§ Problem to solve
Note each line that includes the word "Count". Copy those lines.

•••

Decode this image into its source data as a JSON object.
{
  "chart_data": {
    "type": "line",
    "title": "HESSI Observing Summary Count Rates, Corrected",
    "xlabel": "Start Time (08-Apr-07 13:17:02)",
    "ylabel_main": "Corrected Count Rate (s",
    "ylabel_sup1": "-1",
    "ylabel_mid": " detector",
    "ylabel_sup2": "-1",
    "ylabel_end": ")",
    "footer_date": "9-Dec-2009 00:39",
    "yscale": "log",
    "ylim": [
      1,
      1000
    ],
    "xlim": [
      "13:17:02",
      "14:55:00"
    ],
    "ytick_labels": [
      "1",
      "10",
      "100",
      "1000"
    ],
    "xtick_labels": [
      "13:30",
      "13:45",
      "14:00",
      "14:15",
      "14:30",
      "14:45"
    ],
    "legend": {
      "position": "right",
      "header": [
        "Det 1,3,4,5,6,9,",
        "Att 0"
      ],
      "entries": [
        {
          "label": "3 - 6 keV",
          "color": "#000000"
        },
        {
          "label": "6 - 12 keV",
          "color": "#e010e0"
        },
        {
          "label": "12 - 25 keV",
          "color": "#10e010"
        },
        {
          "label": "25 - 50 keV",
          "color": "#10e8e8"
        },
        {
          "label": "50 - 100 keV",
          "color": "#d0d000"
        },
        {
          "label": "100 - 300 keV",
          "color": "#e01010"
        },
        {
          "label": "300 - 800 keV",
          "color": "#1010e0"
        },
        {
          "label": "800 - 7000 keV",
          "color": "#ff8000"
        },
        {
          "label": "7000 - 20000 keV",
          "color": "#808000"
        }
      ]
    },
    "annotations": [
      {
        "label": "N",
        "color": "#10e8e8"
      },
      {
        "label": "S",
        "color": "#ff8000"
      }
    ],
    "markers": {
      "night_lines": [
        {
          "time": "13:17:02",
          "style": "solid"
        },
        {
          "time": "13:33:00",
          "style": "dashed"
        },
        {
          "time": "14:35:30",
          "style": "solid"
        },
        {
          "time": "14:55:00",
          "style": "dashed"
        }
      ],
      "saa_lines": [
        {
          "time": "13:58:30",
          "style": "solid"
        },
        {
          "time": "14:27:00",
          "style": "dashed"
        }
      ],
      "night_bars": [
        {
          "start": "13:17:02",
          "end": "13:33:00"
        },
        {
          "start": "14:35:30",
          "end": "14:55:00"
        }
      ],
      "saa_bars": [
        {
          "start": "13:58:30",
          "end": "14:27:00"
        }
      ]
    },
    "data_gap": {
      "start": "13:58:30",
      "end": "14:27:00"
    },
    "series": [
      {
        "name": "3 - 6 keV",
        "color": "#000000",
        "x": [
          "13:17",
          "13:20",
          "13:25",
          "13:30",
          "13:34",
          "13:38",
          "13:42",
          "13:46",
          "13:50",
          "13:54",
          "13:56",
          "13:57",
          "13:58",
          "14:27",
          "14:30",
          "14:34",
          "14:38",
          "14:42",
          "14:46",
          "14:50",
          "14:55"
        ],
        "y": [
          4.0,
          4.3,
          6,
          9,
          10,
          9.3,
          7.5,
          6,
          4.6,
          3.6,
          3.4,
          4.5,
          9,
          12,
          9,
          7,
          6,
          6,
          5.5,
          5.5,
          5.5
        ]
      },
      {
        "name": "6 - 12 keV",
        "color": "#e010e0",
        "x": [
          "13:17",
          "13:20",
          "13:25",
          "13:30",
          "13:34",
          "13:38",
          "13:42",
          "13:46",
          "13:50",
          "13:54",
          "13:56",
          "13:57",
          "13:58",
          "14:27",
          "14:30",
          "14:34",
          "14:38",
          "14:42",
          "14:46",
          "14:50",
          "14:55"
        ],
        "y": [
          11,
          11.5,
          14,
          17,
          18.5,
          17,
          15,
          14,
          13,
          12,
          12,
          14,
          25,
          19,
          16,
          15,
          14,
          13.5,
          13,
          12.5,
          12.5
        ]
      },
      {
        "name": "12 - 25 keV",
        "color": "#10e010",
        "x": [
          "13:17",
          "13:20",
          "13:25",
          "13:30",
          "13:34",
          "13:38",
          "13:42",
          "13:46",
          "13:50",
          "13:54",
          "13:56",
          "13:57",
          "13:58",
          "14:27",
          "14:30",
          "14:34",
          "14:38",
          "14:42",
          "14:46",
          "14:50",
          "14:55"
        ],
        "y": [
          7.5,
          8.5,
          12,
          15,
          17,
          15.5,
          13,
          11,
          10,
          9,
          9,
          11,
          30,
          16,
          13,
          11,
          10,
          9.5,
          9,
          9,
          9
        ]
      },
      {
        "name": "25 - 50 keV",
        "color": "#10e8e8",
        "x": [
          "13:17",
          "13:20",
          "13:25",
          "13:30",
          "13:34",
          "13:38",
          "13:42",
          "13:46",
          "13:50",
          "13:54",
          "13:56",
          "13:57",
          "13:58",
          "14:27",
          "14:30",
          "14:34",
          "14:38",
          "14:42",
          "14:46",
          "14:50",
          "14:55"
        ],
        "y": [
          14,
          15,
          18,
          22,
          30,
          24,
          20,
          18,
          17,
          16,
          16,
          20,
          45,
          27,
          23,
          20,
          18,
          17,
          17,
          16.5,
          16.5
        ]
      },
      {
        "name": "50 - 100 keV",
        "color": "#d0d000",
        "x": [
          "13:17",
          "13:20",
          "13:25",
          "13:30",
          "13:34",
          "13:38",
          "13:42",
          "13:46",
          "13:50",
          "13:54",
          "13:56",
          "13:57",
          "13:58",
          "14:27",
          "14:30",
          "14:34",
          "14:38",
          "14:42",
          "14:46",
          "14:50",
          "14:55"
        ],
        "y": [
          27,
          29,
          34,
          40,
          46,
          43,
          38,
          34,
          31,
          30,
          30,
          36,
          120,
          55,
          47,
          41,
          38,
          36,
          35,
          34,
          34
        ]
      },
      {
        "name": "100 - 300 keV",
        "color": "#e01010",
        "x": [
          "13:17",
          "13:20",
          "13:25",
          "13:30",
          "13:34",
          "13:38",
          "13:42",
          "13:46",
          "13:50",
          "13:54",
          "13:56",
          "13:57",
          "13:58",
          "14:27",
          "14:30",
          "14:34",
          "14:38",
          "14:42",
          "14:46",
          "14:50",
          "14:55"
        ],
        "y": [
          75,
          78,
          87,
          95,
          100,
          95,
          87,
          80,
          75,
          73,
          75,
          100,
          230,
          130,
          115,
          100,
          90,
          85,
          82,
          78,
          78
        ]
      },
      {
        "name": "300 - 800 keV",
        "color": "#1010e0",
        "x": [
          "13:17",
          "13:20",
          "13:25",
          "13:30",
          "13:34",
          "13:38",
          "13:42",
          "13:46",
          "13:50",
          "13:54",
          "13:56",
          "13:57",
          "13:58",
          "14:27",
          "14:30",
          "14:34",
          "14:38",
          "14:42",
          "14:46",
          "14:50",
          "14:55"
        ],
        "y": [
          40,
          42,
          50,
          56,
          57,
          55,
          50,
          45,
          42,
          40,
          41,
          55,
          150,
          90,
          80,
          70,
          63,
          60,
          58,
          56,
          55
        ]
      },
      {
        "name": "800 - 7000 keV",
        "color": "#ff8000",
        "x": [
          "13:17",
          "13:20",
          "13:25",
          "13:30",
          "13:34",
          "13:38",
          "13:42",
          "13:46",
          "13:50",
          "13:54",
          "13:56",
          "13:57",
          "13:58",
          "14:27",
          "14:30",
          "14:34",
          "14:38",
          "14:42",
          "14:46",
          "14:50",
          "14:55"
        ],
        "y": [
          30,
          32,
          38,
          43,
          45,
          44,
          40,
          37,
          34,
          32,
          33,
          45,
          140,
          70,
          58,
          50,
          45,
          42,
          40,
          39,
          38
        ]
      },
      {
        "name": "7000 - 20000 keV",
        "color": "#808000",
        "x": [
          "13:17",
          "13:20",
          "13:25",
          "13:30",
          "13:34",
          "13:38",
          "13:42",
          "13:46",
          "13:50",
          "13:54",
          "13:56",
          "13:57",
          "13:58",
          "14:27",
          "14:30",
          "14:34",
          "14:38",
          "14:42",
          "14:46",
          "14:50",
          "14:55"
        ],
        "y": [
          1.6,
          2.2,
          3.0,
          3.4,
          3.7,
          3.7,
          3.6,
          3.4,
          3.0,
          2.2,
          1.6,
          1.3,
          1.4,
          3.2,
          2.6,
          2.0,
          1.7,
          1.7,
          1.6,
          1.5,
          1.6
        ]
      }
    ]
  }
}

•••

§ Full solution
    "title": "HESSI Observing Summary Count Rates, Corrected",
    "ylabel_main": "Corrected Count Rate (s",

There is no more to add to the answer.